- [TRECHO PARA LEITURA]

===============

Tal objetivo geral desdobra-se em linhas específicas de investigação que intentam dar conta – utilizando um corte crítico – da dinâmica institucional (órgãos, setores, grupos e segmentos), da dinâmica social (incluindo a participação social institucionalizada e os movimentos sociais contestatórios e reinvindicatórios) e dos aspectos econômicos e extra econômicos. Desse modo, a posição crítica é mantida mesmo que ocorra uma análise dos agentes e atores atuantes na cidade, pois o regime é visto como um campo que baliza a atuação destes em busca de recursos escassos– não apenas econômicos.

Um segundo objetivo é compreender os diversos mecanismos institucionais, presentes nas cidades, que promovem o desenvolvimento urbano, ou melhor, o crescimento econômico a partir do urbano. A capacidade do governo interessa, assim como as formas de barganha junto ao mercado, identificadndo seus limites, riscos e oportunidades. A Colaboração, nesse caso, é uma chave explicativa do modelo de governança que utilizaremos para “testar” o alcance da cooperação entre Governo e Mercado, tendo o controle popular e a cultura política como ambientes dinâmicos desse tipo de governança. Assim, a análise dos regimes permite construir um histórico do Poder na Cidade, suas variações e formações sociais e espaciais; por seu turno, a governança colaborativa mede o grau de interação, de incentivos e de participação dentro do regime urbano. Assim, o presente artigo é um primeiro passo que pretende se desdobrar em pesquisas futuras, com levantamento de dados empíricos e abordagens multivariadas.

===============

- [EXERCÍCIO ESCRITO]
Diga se cada afirmação concorda com o trecho sobre regimes urbanos e governança colaborativa. Responda sim ou não e cite as palavras decisivas do trecho.
1. O regime é visto como um campo que orienta a atuação dos agentes na busca de recursos escassos.
2. Os recursos escassos em disputa são apenas econômicos.
3. O artigo apresenta uma pesquisa já concluída, com dados empíricos levantados.

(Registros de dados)
===============

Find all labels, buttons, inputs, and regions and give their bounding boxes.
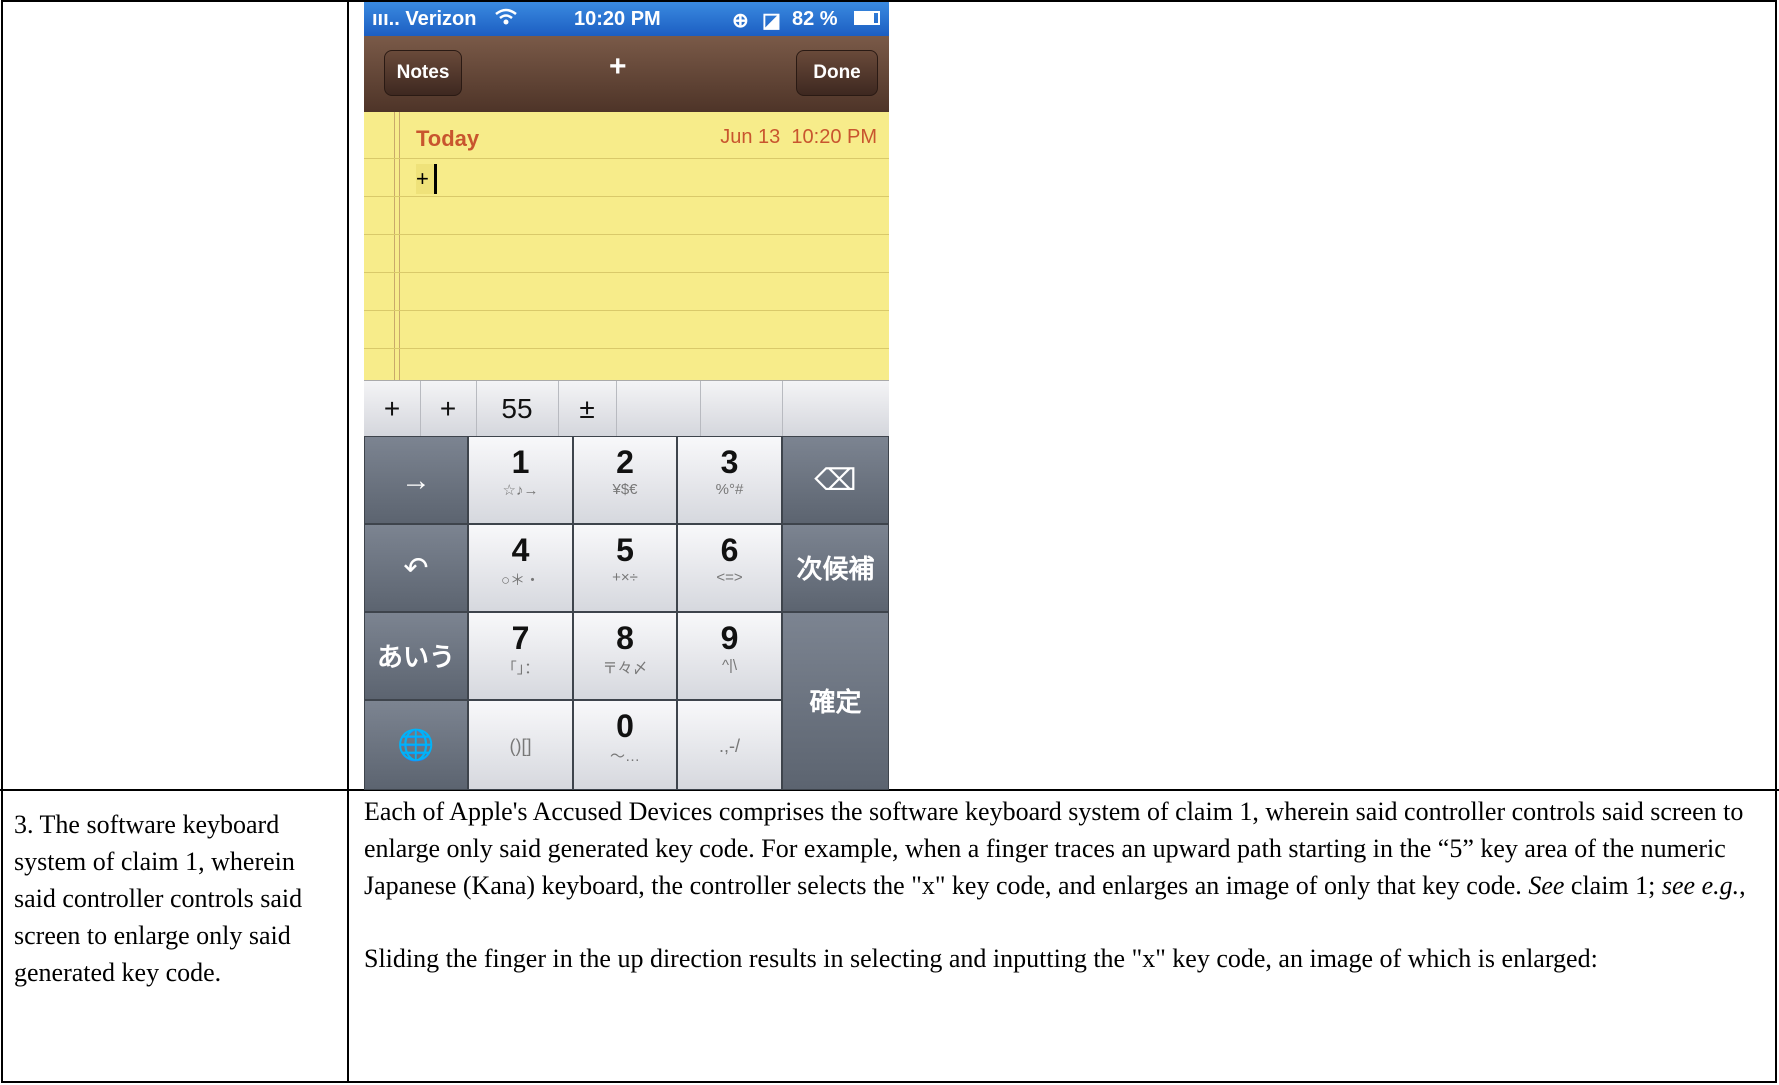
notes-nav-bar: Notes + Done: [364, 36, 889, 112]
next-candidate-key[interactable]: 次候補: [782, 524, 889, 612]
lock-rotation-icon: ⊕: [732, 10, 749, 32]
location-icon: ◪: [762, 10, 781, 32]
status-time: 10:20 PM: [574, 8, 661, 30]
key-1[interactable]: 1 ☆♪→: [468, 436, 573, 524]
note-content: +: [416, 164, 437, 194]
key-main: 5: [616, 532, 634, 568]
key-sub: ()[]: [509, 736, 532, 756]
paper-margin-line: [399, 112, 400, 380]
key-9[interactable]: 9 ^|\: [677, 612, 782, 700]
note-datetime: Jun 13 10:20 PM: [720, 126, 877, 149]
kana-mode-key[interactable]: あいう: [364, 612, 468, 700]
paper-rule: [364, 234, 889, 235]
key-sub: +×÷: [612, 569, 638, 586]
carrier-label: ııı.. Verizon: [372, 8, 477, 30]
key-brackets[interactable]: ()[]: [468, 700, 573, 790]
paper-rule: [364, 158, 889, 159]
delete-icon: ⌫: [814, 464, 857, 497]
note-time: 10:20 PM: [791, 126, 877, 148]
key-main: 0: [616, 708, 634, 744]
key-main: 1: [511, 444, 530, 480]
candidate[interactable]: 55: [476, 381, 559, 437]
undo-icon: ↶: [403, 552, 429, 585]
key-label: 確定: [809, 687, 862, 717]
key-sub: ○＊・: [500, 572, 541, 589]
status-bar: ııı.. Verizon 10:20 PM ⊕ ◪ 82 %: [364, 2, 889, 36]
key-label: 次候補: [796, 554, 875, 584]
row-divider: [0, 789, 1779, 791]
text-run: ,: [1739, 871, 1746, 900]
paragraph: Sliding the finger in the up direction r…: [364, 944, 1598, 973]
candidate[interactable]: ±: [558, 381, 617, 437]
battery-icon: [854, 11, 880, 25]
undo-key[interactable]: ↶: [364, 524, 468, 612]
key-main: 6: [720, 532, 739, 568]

===============

- [RESPOSTA ABAIXO]
1. Sim: "o regime é visto como um campo que baliza a atuação destes em busca de recursos escassos"
2. Não: "não apenas econômicos"
3. Não: "o presente artigo é um primeiro passo que pretende se desdobrar em pesquisas futuras, com levantamento de dados empíricos e abordagens multivariadas"